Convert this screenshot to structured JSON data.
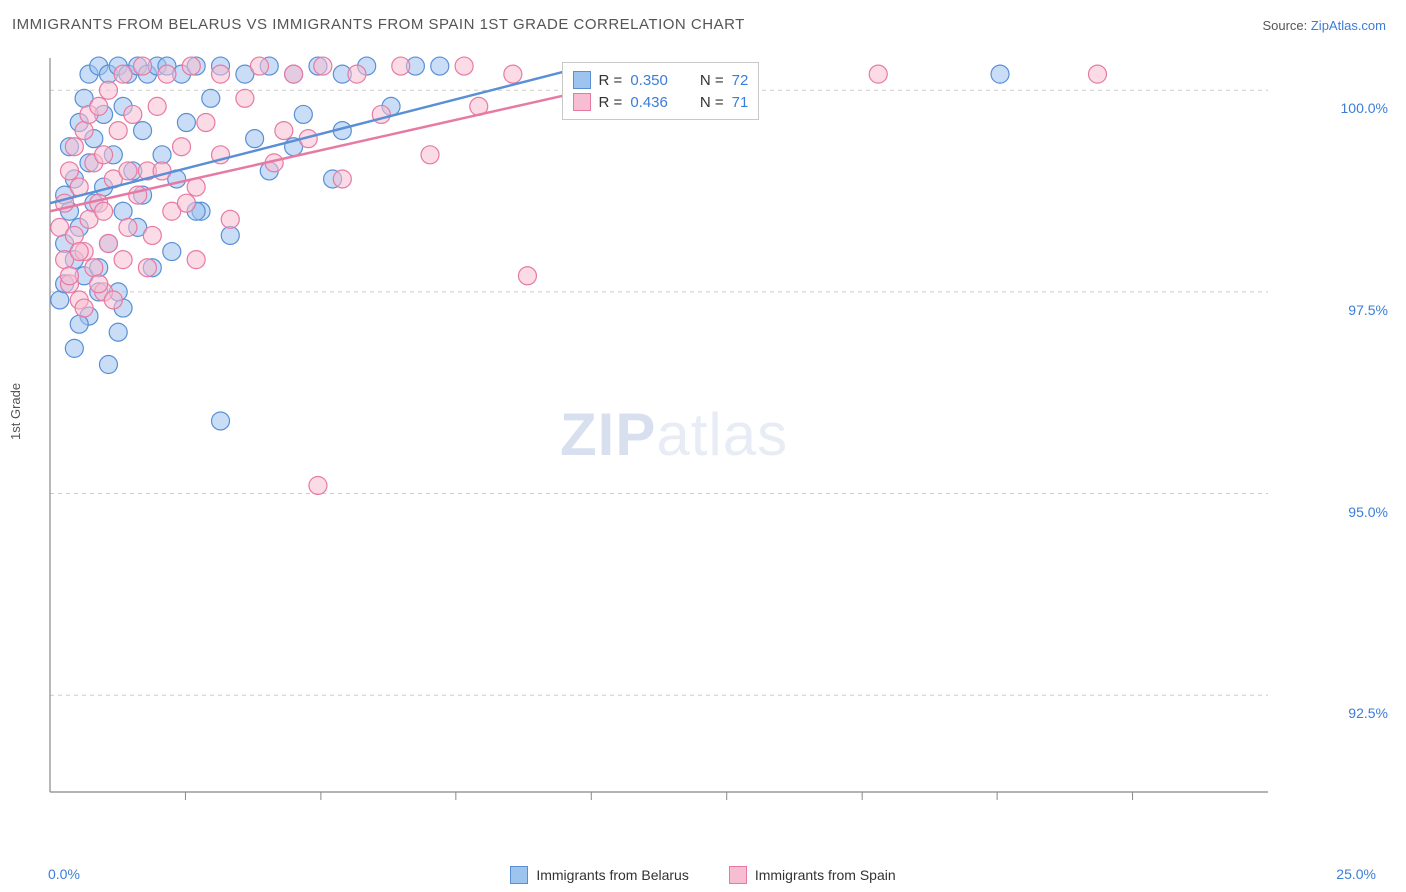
{
  "title": "IMMIGRANTS FROM BELARUS VS IMMIGRANTS FROM SPAIN 1ST GRADE CORRELATION CHART",
  "source_label": "Source: ",
  "source_name": "ZipAtlas.com",
  "ylabel": "1st Grade",
  "watermark_bold": "ZIP",
  "watermark_rest": "atlas",
  "chart": {
    "type": "scatter",
    "xlim": [
      0,
      25
    ],
    "ylim": [
      91.3,
      100.4
    ],
    "xtick_start_label": "0.0%",
    "xtick_end_label": "25.0%",
    "xtick_minor_positions": [
      2.78,
      5.56,
      8.33,
      11.11,
      13.89,
      16.67,
      19.44,
      22.22
    ],
    "ytick_labels": [
      "100.0%",
      "97.5%",
      "95.0%",
      "92.5%"
    ],
    "ytick_values": [
      100.0,
      97.5,
      95.0,
      92.5
    ],
    "grid_color": "#cccccc",
    "axis_color": "#888888",
    "background_color": "#ffffff",
    "marker_radius": 9,
    "marker_opacity": 0.55,
    "line_width": 2.5,
    "series": [
      {
        "name": "Immigrants from Belarus",
        "fill": "#9dc3ef",
        "stroke": "#5a8fd6",
        "r_label": "R = ",
        "r_value": "0.350",
        "n_label": "N = ",
        "n_value": "72",
        "regression": {
          "x1": 0.0,
          "y1": 98.6,
          "x2": 11.0,
          "y2": 100.3
        },
        "points": [
          [
            0.2,
            97.4
          ],
          [
            0.3,
            98.1
          ],
          [
            0.3,
            98.7
          ],
          [
            0.4,
            99.3
          ],
          [
            0.4,
            98.5
          ],
          [
            0.5,
            97.9
          ],
          [
            0.5,
            98.9
          ],
          [
            0.6,
            99.6
          ],
          [
            0.6,
            98.3
          ],
          [
            0.7,
            97.7
          ],
          [
            0.7,
            99.9
          ],
          [
            0.8,
            99.1
          ],
          [
            0.8,
            100.2
          ],
          [
            0.9,
            98.6
          ],
          [
            0.9,
            99.4
          ],
          [
            1.0,
            100.3
          ],
          [
            1.0,
            97.5
          ],
          [
            1.1,
            98.8
          ],
          [
            1.1,
            99.7
          ],
          [
            1.2,
            100.2
          ],
          [
            1.2,
            98.1
          ],
          [
            1.3,
            99.2
          ],
          [
            1.4,
            100.3
          ],
          [
            1.4,
            97.0
          ],
          [
            1.5,
            98.5
          ],
          [
            1.5,
            99.8
          ],
          [
            1.6,
            100.2
          ],
          [
            1.7,
            99.0
          ],
          [
            1.8,
            100.3
          ],
          [
            1.9,
            98.7
          ],
          [
            1.9,
            99.5
          ],
          [
            2.0,
            100.2
          ],
          [
            2.1,
            97.8
          ],
          [
            2.2,
            100.3
          ],
          [
            2.3,
            99.2
          ],
          [
            2.4,
            100.3
          ],
          [
            2.6,
            98.9
          ],
          [
            2.7,
            100.2
          ],
          [
            2.8,
            99.6
          ],
          [
            3.0,
            100.3
          ],
          [
            3.1,
            98.5
          ],
          [
            3.3,
            99.9
          ],
          [
            3.5,
            100.3
          ],
          [
            3.7,
            98.2
          ],
          [
            4.0,
            100.2
          ],
          [
            4.2,
            99.4
          ],
          [
            4.5,
            100.3
          ],
          [
            5.0,
            100.2
          ],
          [
            5.2,
            99.7
          ],
          [
            5.5,
            100.3
          ],
          [
            5.8,
            98.9
          ],
          [
            6.0,
            100.2
          ],
          [
            6.5,
            100.3
          ],
          [
            7.0,
            99.8
          ],
          [
            7.5,
            100.3
          ],
          [
            0.5,
            96.8
          ],
          [
            0.8,
            97.2
          ],
          [
            1.0,
            97.8
          ],
          [
            1.2,
            96.6
          ],
          [
            1.5,
            97.3
          ],
          [
            3.5,
            95.9
          ],
          [
            0.3,
            97.6
          ],
          [
            0.6,
            97.1
          ],
          [
            1.8,
            98.3
          ],
          [
            2.5,
            98.0
          ],
          [
            3.0,
            98.5
          ],
          [
            4.5,
            99.0
          ],
          [
            5.0,
            99.3
          ],
          [
            6.0,
            99.5
          ],
          [
            8.0,
            100.3
          ],
          [
            19.5,
            100.2
          ],
          [
            1.4,
            97.5
          ]
        ]
      },
      {
        "name": "Immigrants from Spain",
        "fill": "#f7bdd1",
        "stroke": "#e77aa3",
        "r_label": "R = ",
        "r_value": "0.436",
        "n_label": "N = ",
        "n_value": "71",
        "regression": {
          "x1": 0.0,
          "y1": 98.5,
          "x2": 12.5,
          "y2": 100.2
        },
        "points": [
          [
            0.2,
            98.3
          ],
          [
            0.3,
            97.9
          ],
          [
            0.3,
            98.6
          ],
          [
            0.4,
            99.0
          ],
          [
            0.4,
            97.6
          ],
          [
            0.5,
            98.2
          ],
          [
            0.5,
            99.3
          ],
          [
            0.6,
            98.8
          ],
          [
            0.6,
            97.4
          ],
          [
            0.7,
            99.5
          ],
          [
            0.7,
            98.0
          ],
          [
            0.8,
            99.7
          ],
          [
            0.8,
            98.4
          ],
          [
            0.9,
            99.1
          ],
          [
            0.9,
            97.8
          ],
          [
            1.0,
            98.6
          ],
          [
            1.0,
            99.8
          ],
          [
            1.1,
            97.5
          ],
          [
            1.1,
            99.2
          ],
          [
            1.2,
            98.1
          ],
          [
            1.2,
            100.0
          ],
          [
            1.3,
            98.9
          ],
          [
            1.4,
            99.5
          ],
          [
            1.5,
            97.9
          ],
          [
            1.5,
            100.2
          ],
          [
            1.6,
            98.3
          ],
          [
            1.7,
            99.7
          ],
          [
            1.8,
            98.7
          ],
          [
            1.9,
            100.3
          ],
          [
            2.0,
            99.0
          ],
          [
            2.1,
            98.2
          ],
          [
            2.2,
            99.8
          ],
          [
            2.4,
            100.2
          ],
          [
            2.5,
            98.5
          ],
          [
            2.7,
            99.3
          ],
          [
            2.9,
            100.3
          ],
          [
            3.0,
            98.8
          ],
          [
            3.2,
            99.6
          ],
          [
            3.5,
            100.2
          ],
          [
            3.7,
            98.4
          ],
          [
            4.0,
            99.9
          ],
          [
            4.3,
            100.3
          ],
          [
            4.6,
            99.1
          ],
          [
            5.0,
            100.2
          ],
          [
            5.3,
            99.4
          ],
          [
            5.6,
            100.3
          ],
          [
            6.0,
            98.9
          ],
          [
            6.3,
            100.2
          ],
          [
            6.8,
            99.7
          ],
          [
            7.2,
            100.3
          ],
          [
            7.8,
            99.2
          ],
          [
            8.5,
            100.3
          ],
          [
            8.8,
            99.8
          ],
          [
            9.5,
            100.2
          ],
          [
            0.4,
            97.7
          ],
          [
            0.7,
            97.3
          ],
          [
            1.0,
            97.6
          ],
          [
            1.3,
            97.4
          ],
          [
            2.0,
            97.8
          ],
          [
            3.0,
            97.9
          ],
          [
            9.8,
            97.7
          ],
          [
            5.5,
            95.1
          ],
          [
            0.6,
            98.0
          ],
          [
            1.1,
            98.5
          ],
          [
            2.3,
            99.0
          ],
          [
            3.5,
            99.2
          ],
          [
            4.8,
            99.5
          ],
          [
            17.0,
            100.2
          ],
          [
            21.5,
            100.2
          ],
          [
            1.6,
            99.0
          ],
          [
            2.8,
            98.6
          ]
        ]
      }
    ]
  },
  "bottom_legend": [
    {
      "label": "Immigrants from Belarus",
      "fill": "#9dc3ef",
      "stroke": "#5a8fd6"
    },
    {
      "label": "Immigrants from Spain",
      "fill": "#f7bdd1",
      "stroke": "#e77aa3"
    }
  ]
}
---+---
== Task directions ==
Filter the data for the string "fill" and copy every line that has it.

== Response for this exercise ==
        "fill": "#9dc3ef",
        "fill": "#f7bdd1",
      "fill": "#9dc3ef",
      "fill": "#f7bdd1",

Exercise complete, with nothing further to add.